## EXTRACT TO READ
The following images illustrate a conceptual deployment of SMR's with other resource-producing systems in a cogenerative capacity that reflects the approach we employ today when building power and resource infrastructure:

But a major problem with this approach is that only the SMR in this design is modular or mass-manufacturable, as most power and resource systems today are each constructed ad-hoc. Unlike most complex technologies within our society today - vehicles, computers, appliances, consumer electronics, even aircraft - power plants are nigh-universally constructed as unique entities that are custom-designed and made to order. Whenever a power plant is constructed, a company or state body hired architects, structural engineers, civil engineers, electrical engineers, environmental engineers, fluid engineers and mechanical engineers to design the plant's functions, then they hired the contractors to build it, the banks to fund it, the insurance companies to underwrite it, the bond companies to back it, the lawyers to sign off on it and the regulators to approve it. And if they wanted to build another, they then had to wipe the slate clean and do it all over again from scratch because the math and materials that worked for plant A didn’t work for plant B.

If you can imagine how expensive cars, televisions or computers would be if they were each custom-designed and made to order by hand - each and every time - it's easy to see constructing power plants can easily cost billions of dollars and take years (if not decades) to complete. This not only limits our power-generating capacity as a society while further limiting our ability to rapidly increase it when required (both as a matter of cost and logistics), it also makes electricity cost far more than necessary and binds electricity as an ultimately scarce resource as opposed to a universal energy source that can be harnessed anywhere on-demand through easily deployable systems that can be flexibly and rapidly reconfigured.

## SUPPLIED RECORDS
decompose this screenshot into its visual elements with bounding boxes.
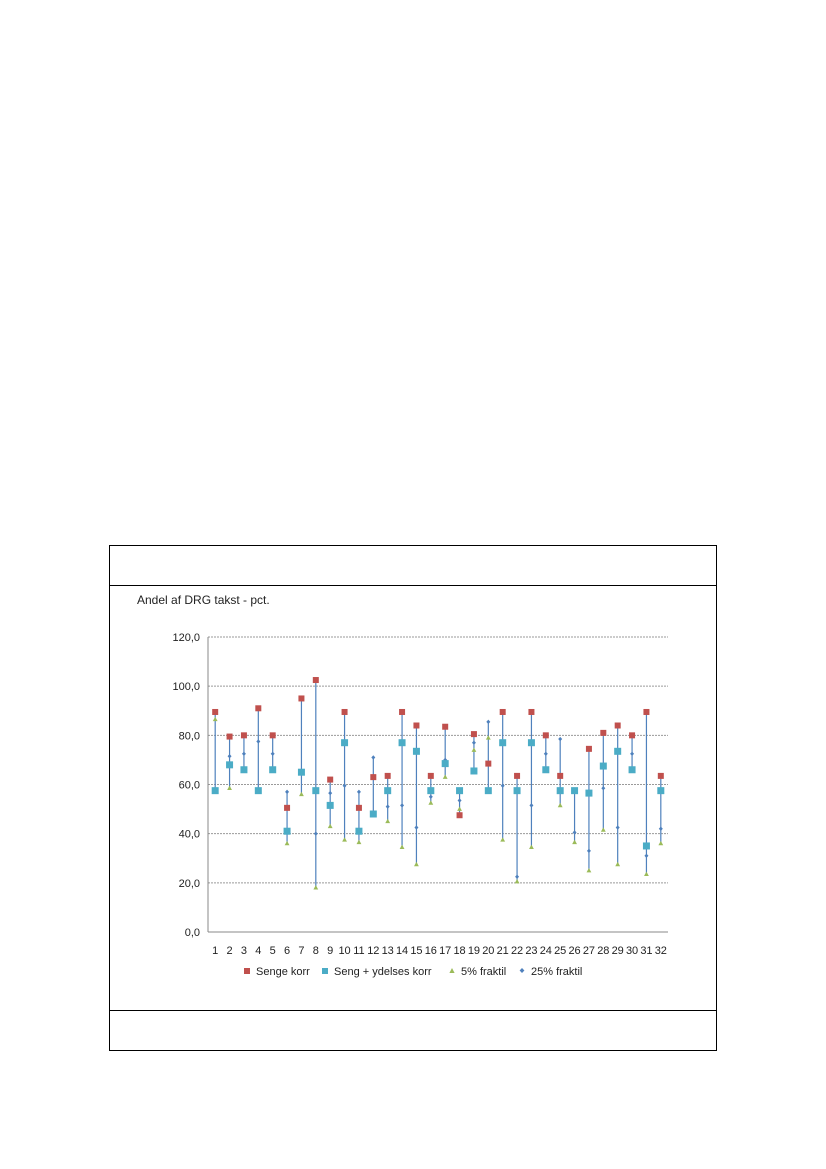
point-senge-korr <box>586 746 592 752</box>
point-seng-ydelses-korr <box>442 760 449 767</box>
chart-title: Andel af DRG takst - pct. <box>137 593 270 607</box>
point-senge-korr <box>370 774 376 780</box>
point-25pct-fraktil <box>414 825 418 829</box>
y-tick-label: 20,0 <box>178 877 200 890</box>
point-seng-ydelses-korr <box>240 766 247 773</box>
x-tick-label: 24 <box>539 945 552 957</box>
x-tick-label: 13 <box>381 945 394 957</box>
point-5pct-fraktil <box>385 819 390 823</box>
point-5pct-fraktil <box>587 868 592 872</box>
point-seng-ydelses-korr <box>499 739 506 746</box>
point-5pct-fraktil <box>572 840 577 844</box>
point-5pct-fraktil <box>457 806 462 810</box>
x-tick-label: 11 <box>353 945 365 957</box>
x-tick-label: 30 <box>625 945 639 957</box>
point-senge-korr <box>543 732 549 738</box>
x-tick-label: 26 <box>568 945 581 957</box>
point-25pct-fraktil <box>515 874 519 878</box>
point-seng-ydelses-korr <box>269 766 276 773</box>
point-25pct-fraktil <box>429 795 433 799</box>
point-25pct-fraktil <box>256 739 260 743</box>
x-tick-label: 12 <box>367 945 380 957</box>
x-tick-label: 21 <box>496 945 509 957</box>
point-25pct-fraktil <box>242 752 246 756</box>
point-25pct-fraktil <box>486 720 490 724</box>
point-seng-ydelses-korr <box>413 748 420 755</box>
x-tick-label: 9 <box>327 945 334 957</box>
point-seng-ydelses-korr <box>298 769 305 776</box>
point-seng-ydelses-korr <box>384 787 391 794</box>
legend-label: Senge korr <box>256 966 310 978</box>
point-senge-korr <box>557 773 563 779</box>
point-senge-korr <box>457 812 463 818</box>
point-25pct-fraktil <box>285 790 289 794</box>
point-5pct-fraktil <box>558 803 563 807</box>
legend-label: Seng + ydelses korr <box>334 966 432 978</box>
y-axis-ticks <box>172 632 200 939</box>
y-tick-label: 100,0 <box>172 681 200 694</box>
x-tick-label: 14 <box>395 945 409 957</box>
x-tick-label: 23 <box>525 945 538 957</box>
point-25pct-fraktil <box>271 752 275 756</box>
x-tick-label: 29 <box>611 945 624 957</box>
point-senge-korr <box>342 709 348 715</box>
point-5pct-fraktil <box>342 837 347 841</box>
point-seng-ydelses-korr <box>557 787 564 794</box>
point-5pct-fraktil <box>285 841 290 845</box>
y-tick-label: 80,0 <box>178 730 200 743</box>
point-seng-ydelses-korr <box>399 739 406 746</box>
x-tick-label: 27 <box>582 945 596 957</box>
point-senge-korr <box>658 773 664 779</box>
point-seng-ydelses-korr <box>255 787 262 794</box>
legend-marker <box>322 968 328 974</box>
point-5pct-fraktil <box>357 840 362 844</box>
point-5pct-fraktil <box>500 837 505 841</box>
point-5pct-fraktil <box>313 885 318 889</box>
point-seng-ydelses-korr <box>341 739 348 746</box>
point-seng-ydelses-korr <box>427 787 434 794</box>
point-senge-korr <box>284 805 290 811</box>
x-tick-label: 5 <box>269 945 276 957</box>
point-senge-korr <box>356 805 362 811</box>
point-seng-ydelses-korr <box>470 767 477 774</box>
point-25pct-fraktil <box>314 831 318 835</box>
point-25pct-fraktil <box>558 737 562 741</box>
data-markers <box>212 677 665 890</box>
legend-marker <box>449 968 454 973</box>
point-25pct-fraktil <box>357 790 361 794</box>
point-25pct-fraktil <box>529 803 533 807</box>
x-tick-label: 6 <box>284 945 291 957</box>
point-senge-korr <box>313 677 319 683</box>
point-senge-korr <box>413 723 419 729</box>
point-seng-ydelses-korr <box>355 828 362 835</box>
point-5pct-fraktil <box>644 872 649 876</box>
point-25pct-fraktil <box>228 754 232 758</box>
point-seng-ydelses-korr <box>528 739 535 746</box>
point-senge-korr <box>500 709 506 715</box>
point-seng-ydelses-korr <box>226 761 233 768</box>
legend-label: 25% fraktil <box>531 966 583 978</box>
x-tick-label: 25 <box>554 945 567 957</box>
point-seng-ydelses-korr <box>657 787 664 794</box>
point-25pct-fraktil <box>644 854 648 858</box>
point-senge-korr <box>241 732 247 738</box>
point-senge-korr <box>298 695 304 701</box>
point-seng-ydelses-korr <box>514 787 521 794</box>
point-senge-korr <box>471 731 477 737</box>
x-tick-label: 16 <box>424 945 437 957</box>
point-seng-ydelses-korr <box>456 787 463 794</box>
y-tick-label: 40,0 <box>178 828 200 841</box>
point-25pct-fraktil <box>328 791 332 795</box>
point-seng-ydelses-korr <box>614 748 621 755</box>
x-tick-label: 3 <box>240 945 247 957</box>
point-25pct-fraktil <box>400 803 404 807</box>
point-25pct-fraktil <box>472 741 476 745</box>
x-tick-label: 17 <box>439 945 452 957</box>
x-tick-label: 7 <box>298 945 305 957</box>
point-25pct-fraktil <box>371 755 375 759</box>
x-tick-label: 19 <box>467 945 481 957</box>
point-seng-ydelses-korr <box>212 787 219 794</box>
point-senge-korr <box>629 732 635 738</box>
point-senge-korr <box>514 773 520 779</box>
point-25pct-fraktil <box>501 784 505 788</box>
legend-label: 5% fraktil <box>461 966 507 978</box>
point-5pct-fraktil <box>486 735 491 739</box>
x-tick-label: 31 <box>640 945 653 957</box>
point-senge-korr <box>442 724 448 730</box>
point-seng-ydelses-korr <box>600 763 607 770</box>
point-senge-korr <box>227 734 233 740</box>
point-5pct-fraktil <box>515 879 520 883</box>
point-25pct-fraktil <box>601 786 605 790</box>
point-seng-ydelses-korr <box>327 802 334 809</box>
point-senge-korr <box>327 777 333 783</box>
point-seng-ydelses-korr <box>643 842 650 849</box>
point-5pct-fraktil <box>414 862 419 866</box>
point-5pct-fraktil <box>615 862 620 866</box>
point-seng-ydelses-korr <box>485 787 492 794</box>
grid-layer <box>208 637 668 932</box>
point-25pct-fraktil <box>544 752 548 756</box>
point-senge-korr <box>643 709 649 715</box>
x-tick-label: 18 <box>453 945 466 957</box>
point-seng-ydelses-korr <box>571 787 578 794</box>
point-5pct-fraktil <box>400 845 405 849</box>
x-tick-label: 10 <box>338 945 351 957</box>
point-senge-korr <box>255 705 261 711</box>
point-seng-ydelses-korr <box>542 766 549 773</box>
x-tick-label: 22 <box>510 945 524 957</box>
point-5pct-fraktil <box>213 717 218 721</box>
x-tick-label: 4 <box>255 945 262 957</box>
point-senge-korr <box>428 773 434 779</box>
point-25pct-fraktil <box>458 798 462 802</box>
point-senge-korr <box>399 709 405 715</box>
point-5pct-fraktil <box>443 775 448 779</box>
point-senge-korr <box>385 773 391 779</box>
point-senge-korr <box>528 709 534 715</box>
point-25pct-fraktil <box>616 825 620 829</box>
point-5pct-fraktil <box>529 845 534 849</box>
range-lines <box>215 680 661 888</box>
point-5pct-fraktil <box>328 824 333 828</box>
x-tick-label: 32 <box>654 945 667 957</box>
y-tick-label: 60,0 <box>178 779 200 792</box>
legend-marker <box>244 968 250 974</box>
point-senge-korr <box>270 732 276 738</box>
point-seng-ydelses-korr <box>312 787 319 794</box>
point-5pct-fraktil <box>472 747 477 751</box>
point-seng-ydelses-korr <box>370 811 377 818</box>
point-senge-korr <box>600 730 606 736</box>
point-seng-ydelses-korr <box>629 766 636 773</box>
legend-marker <box>520 968 525 973</box>
legend <box>244 966 582 978</box>
point-5pct-fraktil <box>658 841 663 845</box>
point-25pct-fraktil <box>587 849 591 853</box>
x-tick-label: 20 <box>482 945 495 957</box>
x-axis-ticks <box>212 945 667 957</box>
x-tick-label: 8 <box>312 945 319 957</box>
point-5pct-fraktil <box>601 827 606 831</box>
point-25pct-fraktil <box>386 804 390 808</box>
x-tick-label: 28 <box>597 945 610 957</box>
point-5pct-fraktil <box>227 786 232 790</box>
x-tick-label: 15 <box>410 945 423 957</box>
point-seng-ydelses-korr <box>585 790 592 797</box>
point-senge-korr <box>212 709 218 715</box>
point-senge-korr <box>615 723 621 729</box>
point-senge-korr <box>485 761 491 767</box>
point-25pct-fraktil <box>630 752 634 756</box>
point-5pct-fraktil <box>428 800 433 804</box>
x-tick-label: 2 <box>226 945 233 957</box>
y-tick-label: 0,0 <box>184 927 200 939</box>
y-tick-label: 120,0 <box>172 632 200 644</box>
point-5pct-fraktil <box>299 792 304 796</box>
point-seng-ydelses-korr <box>284 828 291 835</box>
point-25pct-fraktil <box>659 827 663 831</box>
x-tick-label: 1 <box>212 945 219 957</box>
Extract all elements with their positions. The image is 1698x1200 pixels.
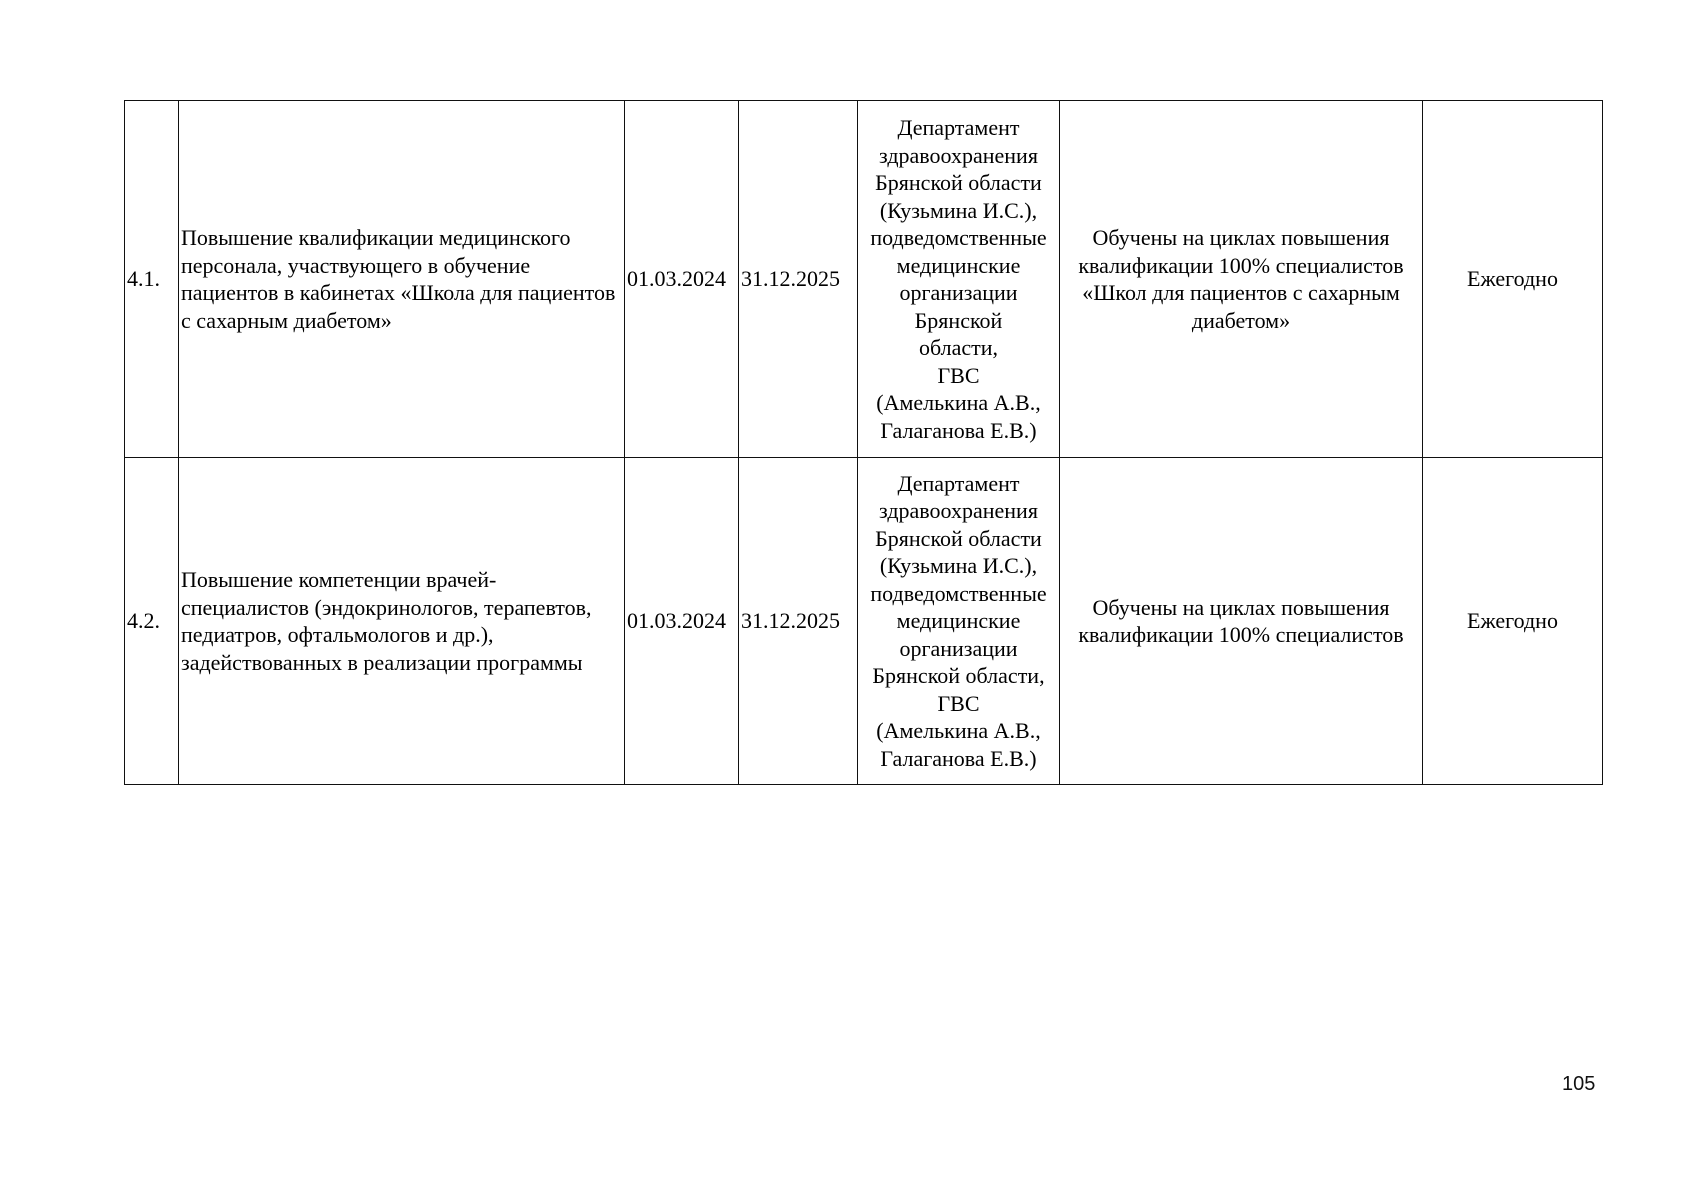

## INSTRUCTIONS
A. List every type of engineer that the passage on power plant construction says a company or state body hired.
B. In the listing, rewrite everything from the line containing "point-senge-korr <box>586 746 592 752</box>" down to the line containing "point-seng-ydelses-korr <box>499 739", swapping "point-5pct-fraktil" for "point-5pct-quantile". Leave everything else unchanged.
The listing has no connection to the passage on power plant construction.

## RESPONSES
A. structural engineers, civil engineers, electrical engineers, environmental engineers, fluid engineers, mechanical engineers

B.
point-senge-korr <box>586 746 592 752</box>
point-seng-ydelses-korr <box>442 760 449 767</box>
chart-title: Andel af DRG takst - pct. <box>137 593 270 607</box>
point-senge-korr <box>370 774 376 780</box>
point-25pct-fraktil <box>414 825 418 829</box>
y-tick-label: 20,0 <box>178 877 200 890</box>
point-seng-ydelses-korr <box>240 766 247 773</box>
x-tick-label: 24 <box>539 945 552 957</box>
x-tick-label: 13 <box>381 945 394 957</box>
point-5pct-quantile <box>385 819 390 823</box>
point-5pct-quantile <box>587 868 592 872</box>
point-seng-ydelses-korr <box>499 739 506 746</box>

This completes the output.